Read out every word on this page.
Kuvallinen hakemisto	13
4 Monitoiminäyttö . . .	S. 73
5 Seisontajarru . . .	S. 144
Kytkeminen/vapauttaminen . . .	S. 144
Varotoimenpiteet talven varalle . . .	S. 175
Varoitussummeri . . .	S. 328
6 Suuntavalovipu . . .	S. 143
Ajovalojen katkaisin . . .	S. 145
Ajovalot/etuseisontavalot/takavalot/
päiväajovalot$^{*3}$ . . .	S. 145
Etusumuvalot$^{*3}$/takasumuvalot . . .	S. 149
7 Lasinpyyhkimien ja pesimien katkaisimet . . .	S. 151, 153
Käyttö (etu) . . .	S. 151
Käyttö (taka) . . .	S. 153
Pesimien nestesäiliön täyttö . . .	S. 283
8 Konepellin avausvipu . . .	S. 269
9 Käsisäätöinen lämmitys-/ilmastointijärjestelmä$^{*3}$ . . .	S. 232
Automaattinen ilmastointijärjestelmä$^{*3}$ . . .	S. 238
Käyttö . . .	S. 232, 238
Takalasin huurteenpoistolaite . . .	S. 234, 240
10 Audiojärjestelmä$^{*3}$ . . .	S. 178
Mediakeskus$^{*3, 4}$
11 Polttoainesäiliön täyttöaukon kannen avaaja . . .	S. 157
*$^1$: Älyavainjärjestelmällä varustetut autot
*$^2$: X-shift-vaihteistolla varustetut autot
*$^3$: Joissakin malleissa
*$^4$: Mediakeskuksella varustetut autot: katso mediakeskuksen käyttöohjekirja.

Task instructions ▸ Using the entries above, return each line that includes the word "varustetut".

Written solution ▸
*$^1$: Älyavainjärjestelmällä varustetut autot
*$^2$: X-shift-vaihteistolla varustetut autot
*$^4$: Mediakeskuksella varustetut autot: katso mediakeskuksen käyttöohjekirja.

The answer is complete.